■ Data rows ■
────────
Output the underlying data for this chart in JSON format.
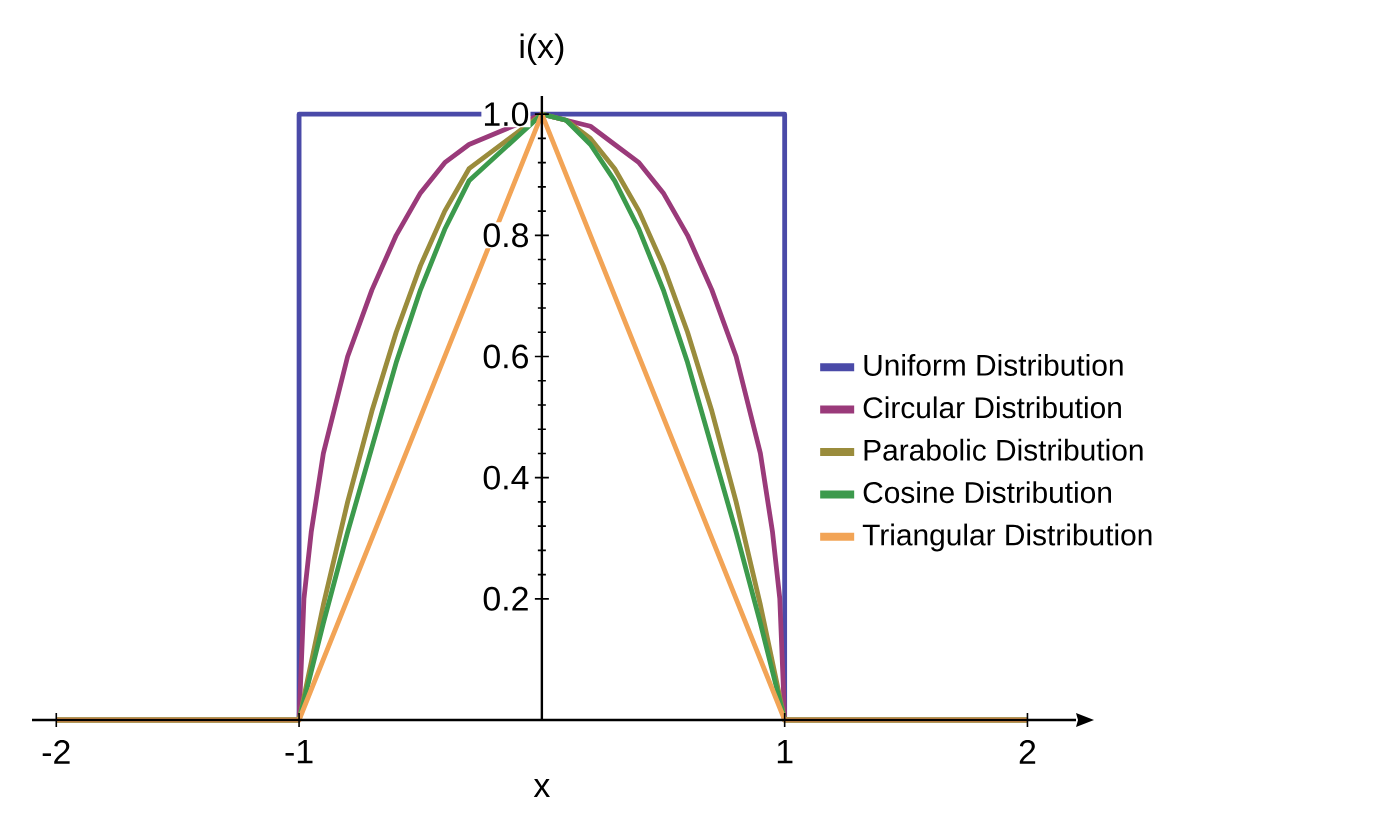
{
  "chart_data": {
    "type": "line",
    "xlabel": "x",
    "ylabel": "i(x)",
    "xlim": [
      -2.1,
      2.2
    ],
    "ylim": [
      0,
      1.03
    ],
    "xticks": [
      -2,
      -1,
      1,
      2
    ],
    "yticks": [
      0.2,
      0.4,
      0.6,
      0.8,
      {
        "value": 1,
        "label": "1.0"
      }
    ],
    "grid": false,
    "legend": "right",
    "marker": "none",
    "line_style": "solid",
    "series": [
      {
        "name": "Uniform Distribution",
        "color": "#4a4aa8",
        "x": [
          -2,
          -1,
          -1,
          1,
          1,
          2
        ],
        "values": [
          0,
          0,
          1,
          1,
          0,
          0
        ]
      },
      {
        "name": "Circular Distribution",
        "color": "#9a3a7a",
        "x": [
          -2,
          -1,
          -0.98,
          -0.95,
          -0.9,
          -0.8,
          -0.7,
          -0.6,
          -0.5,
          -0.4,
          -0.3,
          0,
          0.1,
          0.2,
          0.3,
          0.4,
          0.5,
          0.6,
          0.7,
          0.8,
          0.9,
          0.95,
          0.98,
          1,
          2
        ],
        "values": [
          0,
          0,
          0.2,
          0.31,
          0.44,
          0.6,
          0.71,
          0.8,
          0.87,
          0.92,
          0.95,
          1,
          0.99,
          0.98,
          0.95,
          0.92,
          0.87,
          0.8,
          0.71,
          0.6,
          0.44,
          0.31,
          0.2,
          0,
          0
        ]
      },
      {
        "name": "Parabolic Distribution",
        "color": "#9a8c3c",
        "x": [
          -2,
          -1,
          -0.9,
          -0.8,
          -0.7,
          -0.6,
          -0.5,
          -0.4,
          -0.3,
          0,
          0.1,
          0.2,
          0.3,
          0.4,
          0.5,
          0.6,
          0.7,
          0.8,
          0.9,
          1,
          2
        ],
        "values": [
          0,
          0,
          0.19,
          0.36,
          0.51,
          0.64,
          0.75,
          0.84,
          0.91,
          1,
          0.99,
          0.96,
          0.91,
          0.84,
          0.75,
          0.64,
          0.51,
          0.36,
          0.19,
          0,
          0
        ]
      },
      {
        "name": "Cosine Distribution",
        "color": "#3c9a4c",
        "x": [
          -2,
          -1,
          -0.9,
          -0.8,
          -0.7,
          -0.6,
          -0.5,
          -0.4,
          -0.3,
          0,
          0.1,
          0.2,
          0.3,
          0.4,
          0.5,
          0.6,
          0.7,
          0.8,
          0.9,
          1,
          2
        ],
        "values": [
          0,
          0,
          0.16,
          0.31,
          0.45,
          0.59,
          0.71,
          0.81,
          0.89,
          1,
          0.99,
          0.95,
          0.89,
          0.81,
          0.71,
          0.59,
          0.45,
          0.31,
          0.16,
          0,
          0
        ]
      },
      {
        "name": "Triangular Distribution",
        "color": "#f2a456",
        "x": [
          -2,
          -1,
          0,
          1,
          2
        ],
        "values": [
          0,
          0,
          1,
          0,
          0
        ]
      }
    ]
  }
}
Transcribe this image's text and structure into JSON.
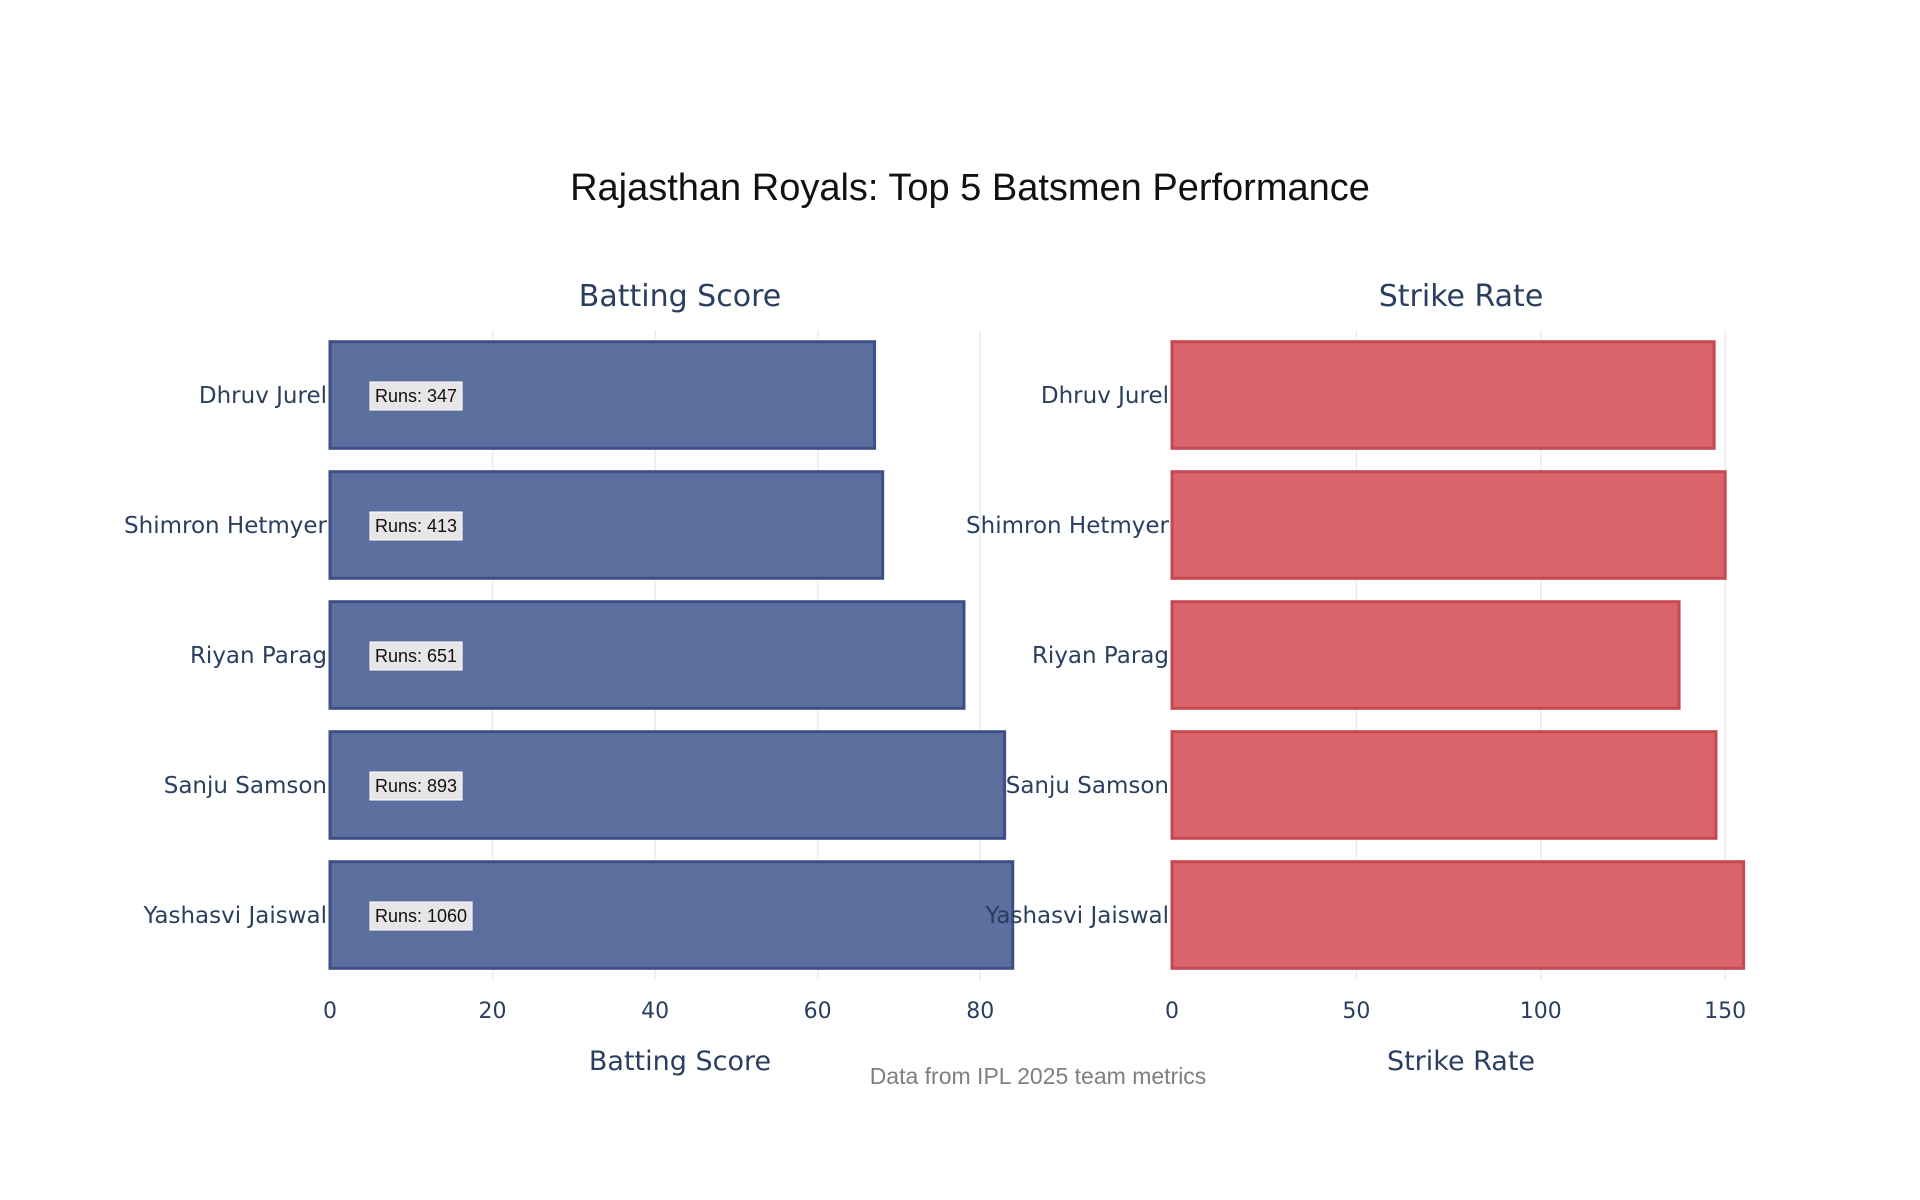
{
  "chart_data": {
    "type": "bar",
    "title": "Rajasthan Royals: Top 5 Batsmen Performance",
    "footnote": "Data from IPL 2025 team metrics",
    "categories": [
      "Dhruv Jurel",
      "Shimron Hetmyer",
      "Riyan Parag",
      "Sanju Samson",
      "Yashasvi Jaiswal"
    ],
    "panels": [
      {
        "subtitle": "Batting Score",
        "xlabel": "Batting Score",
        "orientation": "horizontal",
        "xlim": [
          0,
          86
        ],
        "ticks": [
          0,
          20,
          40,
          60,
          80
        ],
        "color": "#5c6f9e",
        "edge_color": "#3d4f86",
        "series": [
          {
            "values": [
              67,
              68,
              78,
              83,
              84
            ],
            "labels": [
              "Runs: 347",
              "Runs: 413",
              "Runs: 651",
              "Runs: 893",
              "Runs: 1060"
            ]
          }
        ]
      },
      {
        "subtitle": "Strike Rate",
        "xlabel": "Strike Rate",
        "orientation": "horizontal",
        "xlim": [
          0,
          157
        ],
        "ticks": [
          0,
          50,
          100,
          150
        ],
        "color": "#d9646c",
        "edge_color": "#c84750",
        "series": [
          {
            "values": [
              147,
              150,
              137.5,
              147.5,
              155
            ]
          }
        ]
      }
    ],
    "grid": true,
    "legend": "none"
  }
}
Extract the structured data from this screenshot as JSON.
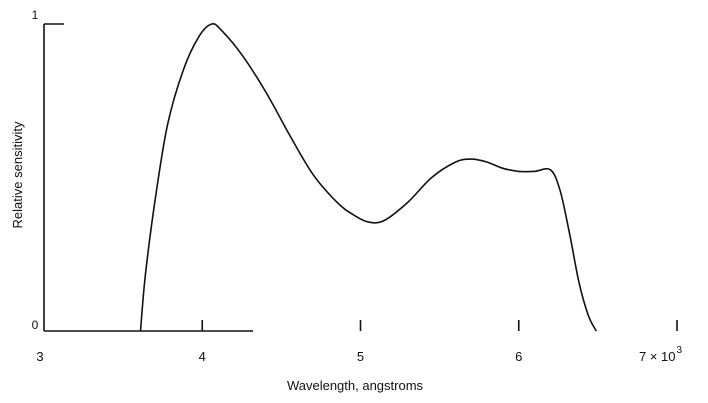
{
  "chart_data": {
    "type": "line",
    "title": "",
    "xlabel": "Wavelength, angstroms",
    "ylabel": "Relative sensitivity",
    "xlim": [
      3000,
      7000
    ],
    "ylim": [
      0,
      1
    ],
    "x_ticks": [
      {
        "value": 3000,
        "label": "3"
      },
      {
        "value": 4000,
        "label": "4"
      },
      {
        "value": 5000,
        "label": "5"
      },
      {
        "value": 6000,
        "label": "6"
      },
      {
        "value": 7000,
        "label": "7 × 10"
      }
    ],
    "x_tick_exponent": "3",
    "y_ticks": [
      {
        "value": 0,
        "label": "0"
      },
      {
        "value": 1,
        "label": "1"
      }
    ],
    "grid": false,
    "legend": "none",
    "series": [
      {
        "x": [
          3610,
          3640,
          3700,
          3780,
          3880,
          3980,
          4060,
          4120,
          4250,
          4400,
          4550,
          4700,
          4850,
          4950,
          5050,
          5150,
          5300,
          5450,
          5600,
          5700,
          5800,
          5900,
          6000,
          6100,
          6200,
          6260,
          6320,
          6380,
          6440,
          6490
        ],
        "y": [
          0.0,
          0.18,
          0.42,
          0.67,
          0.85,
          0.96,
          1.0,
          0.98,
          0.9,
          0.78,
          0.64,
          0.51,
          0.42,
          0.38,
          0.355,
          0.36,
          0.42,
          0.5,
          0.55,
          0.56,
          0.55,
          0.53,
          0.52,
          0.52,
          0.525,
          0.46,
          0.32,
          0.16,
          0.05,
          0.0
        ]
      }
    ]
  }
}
────────
■ Directive ■
Consider the entries above and return each line with the string "xlabel".

■ Reply to the task ■
    "xlabel": "x",
        "xlabel": "Batting Score",
        "xlabel": "Strike Rate",
    "xlabel": "Wavelength, angstroms",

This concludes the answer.